* _Written exercise_
Retype the records below word for word and omit any image.

* _Dataset content_
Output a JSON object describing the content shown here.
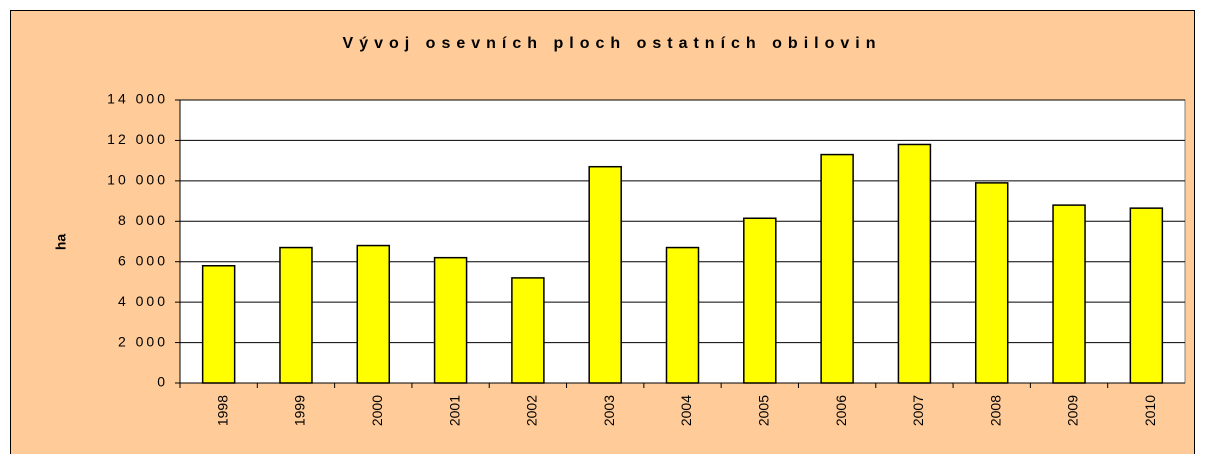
{
  "chart_data": {
    "type": "bar",
    "title": "Vývoj osevních ploch ostatních obilovin",
    "ylabel": "ha",
    "categories": [
      "1998",
      "1999",
      "2000",
      "2001",
      "2002",
      "2003",
      "2004",
      "2005",
      "2006",
      "2007",
      "2008",
      "2009",
      "2010"
    ],
    "values": [
      5800,
      6700,
      6800,
      6200,
      5200,
      10700,
      6700,
      8150,
      11300,
      11800,
      9900,
      8800,
      8650
    ],
    "color": "#ffff00",
    "ylim": [
      0,
      14000
    ],
    "yticks": [
      0,
      {
        "value": 2000,
        "label": "2 000"
      },
      {
        "value": 4000,
        "label": "4 000"
      },
      {
        "value": 6000,
        "label": "6 000"
      },
      {
        "value": 8000,
        "label": "8 000"
      },
      {
        "value": 10000,
        "label": "10 000"
      },
      {
        "value": 12000,
        "label": "12 000"
      },
      {
        "value": 14000,
        "label": "14 000"
      }
    ],
    "grid": true
  }
}
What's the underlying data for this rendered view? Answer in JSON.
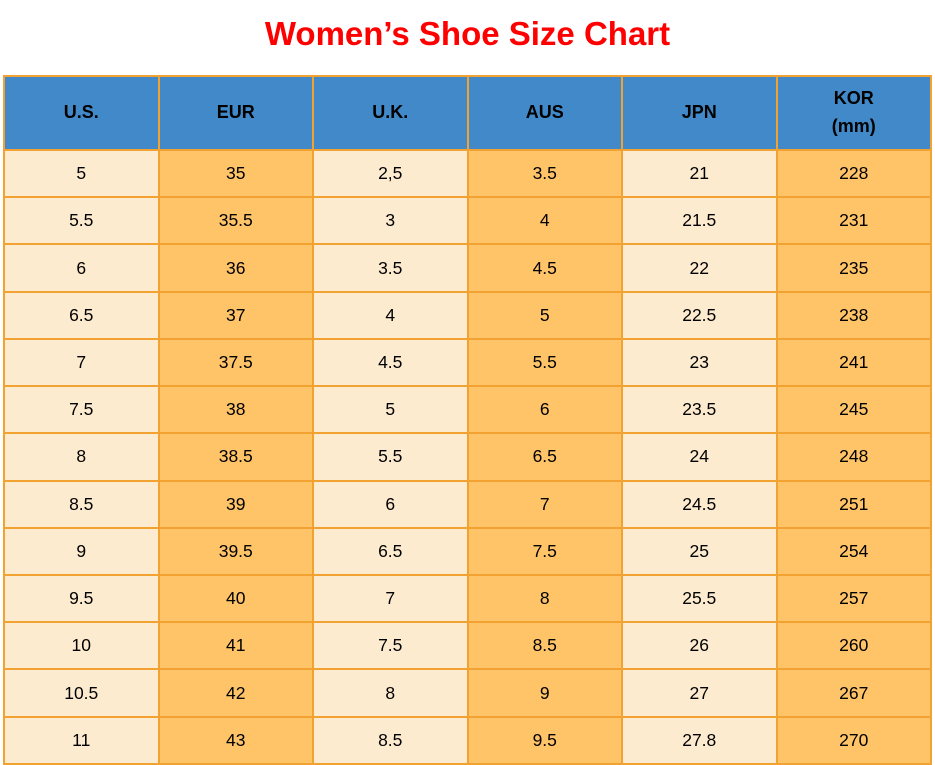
{
  "title": "Women’s Shoe Size Chart",
  "colors": {
    "title_text": "#ff0000",
    "header_bg": "#4189c8",
    "header_text": "#000000",
    "cell_border": "#f2a231",
    "column_light": "#fdebd0",
    "column_orange": "#ffc368",
    "cell_text": "#000000"
  },
  "chart_data": {
    "type": "table",
    "title": "Women’s Shoe Size Chart",
    "columns": [
      "U.S.",
      "EUR",
      "U.K.",
      "AUS",
      "JPN",
      "KOR\n(mm)"
    ],
    "column_keys": [
      "us",
      "eur",
      "uk",
      "aus",
      "jpn",
      "kor"
    ],
    "rows": [
      [
        "5",
        "35",
        "2,5",
        "3.5",
        "21",
        "228"
      ],
      [
        "5.5",
        "35.5",
        "3",
        "4",
        "21.5",
        "231"
      ],
      [
        "6",
        "36",
        "3.5",
        "4.5",
        "22",
        "235"
      ],
      [
        "6.5",
        "37",
        "4",
        "5",
        "22.5",
        "238"
      ],
      [
        "7",
        "37.5",
        "4.5",
        "5.5",
        "23",
        "241"
      ],
      [
        "7.5",
        "38",
        "5",
        "6",
        "23.5",
        "245"
      ],
      [
        "8",
        "38.5",
        "5.5",
        "6.5",
        "24",
        "248"
      ],
      [
        "8.5",
        "39",
        "6",
        "7",
        "24.5",
        "251"
      ],
      [
        "9",
        "39.5",
        "6.5",
        "7.5",
        "25",
        "254"
      ],
      [
        "9.5",
        "40",
        "7",
        "8",
        "25.5",
        "257"
      ],
      [
        "10",
        "41",
        "7.5",
        "8.5",
        "26",
        "260"
      ],
      [
        "10.5",
        "42",
        "8",
        "9",
        "27",
        "267"
      ],
      [
        "11",
        "43",
        "8.5",
        "9.5",
        "27.8",
        "270"
      ]
    ]
  }
}
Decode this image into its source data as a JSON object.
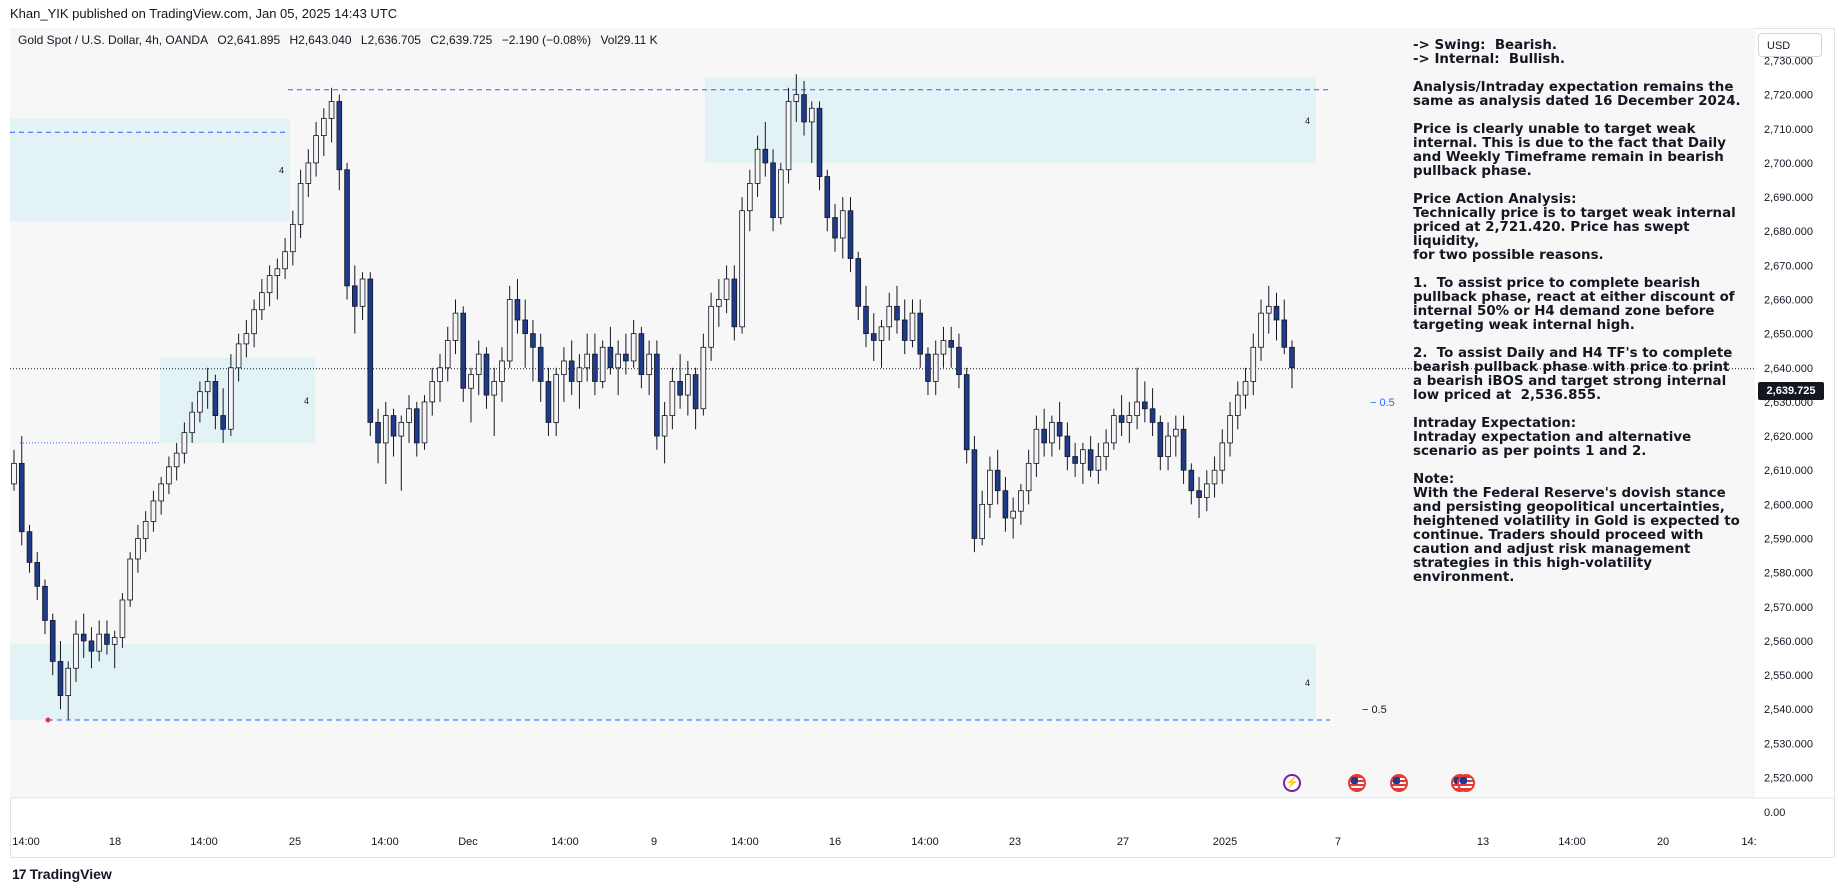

* _Exercise solution_
Output a JSON object describing the content shown here.
{
  "chart_data": {
    "type": "bar",
    "title": "Vývoj osevních ploch ostatních obilovin",
    "ylabel": "ha",
    "categories": [
      "1998",
      "1999",
      "2000",
      "2001",
      "2002",
      "2003",
      "2004",
      "2005",
      "2006",
      "2007",
      "2008",
      "2009",
      "2010"
    ],
    "values": [
      5800,
      6700,
      6800,
      6200,
      5200,
      10700,
      6700,
      8150,
      11300,
      11800,
      9900,
      8800,
      8650
    ],
    "color": "#ffff00",
    "ylim": [
      0,
      14000
    ],
    "yticks": [
      0,
      {
        "value": 2000,
        "label": "2 000"
      },
      {
        "value": 4000,
        "label": "4 000"
      },
      {
        "value": 6000,
        "label": "6 000"
      },
      {
        "value": 8000,
        "label": "8 000"
      },
      {
        "value": 10000,
        "label": "10 000"
      },
      {
        "value": 12000,
        "label": "12 000"
      },
      {
        "value": 14000,
        "label": "14 000"
      }
    ],
    "grid": true
  }
}
What's the underlying data for this rendered view? Answer in JSON.
{
  "title": "Women’s Shoe Size Chart",
  "colors": {
    "title_text": "#ff0000",
    "header_bg": "#4189c8",
    "header_text": "#000000",
    "cell_border": "#f2a231",
    "column_light": "#fdebd0",
    "column_orange": "#ffc368",
    "cell_text": "#000000"
  },
  "chart_data": {
    "type": "table",
    "title": "Women’s Shoe Size Chart",
    "columns": [
      "U.S.",
      "EUR",
      "U.K.",
      "AUS",
      "JPN",
      "KOR\n(mm)"
    ],
    "column_keys": [
      "us",
      "eur",
      "uk",
      "aus",
      "jpn",
      "kor"
    ],
    "rows": [
      [
        "5",
        "35",
        "2,5",
        "3.5",
        "21",
        "228"
      ],
      [
        "5.5",
        "35.5",
        "3",
        "4",
        "21.5",
        "231"
      ],
      [
        "6",
        "36",
        "3.5",
        "4.5",
        "22",
        "235"
      ],
      [
        "6.5",
        "37",
        "4",
        "5",
        "22.5",
        "238"
      ],
      [
        "7",
        "37.5",
        "4.5",
        "5.5",
        "23",
        "241"
      ],
      [
        "7.5",
        "38",
        "5",
        "6",
        "23.5",
        "245"
      ],
      [
        "8",
        "38.5",
        "5.5",
        "6.5",
        "24",
        "248"
      ],
      [
        "8.5",
        "39",
        "6",
        "7",
        "24.5",
        "251"
      ],
      [
        "9",
        "39.5",
        "6.5",
        "7.5",
        "25",
        "254"
      ],
      [
        "9.5",
        "40",
        "7",
        "8",
        "25.5",
        "257"
      ],
      [
        "10",
        "41",
        "7.5",
        "8.5",
        "26",
        "260"
      ],
      [
        "10.5",
        "42",
        "8",
        "9",
        "27",
        "267"
      ],
      [
        "11",
        "43",
        "8.5",
        "9.5",
        "27.8",
        "270"
      ]
    ]
  }
}
Decode this image into its source data as a JSON object.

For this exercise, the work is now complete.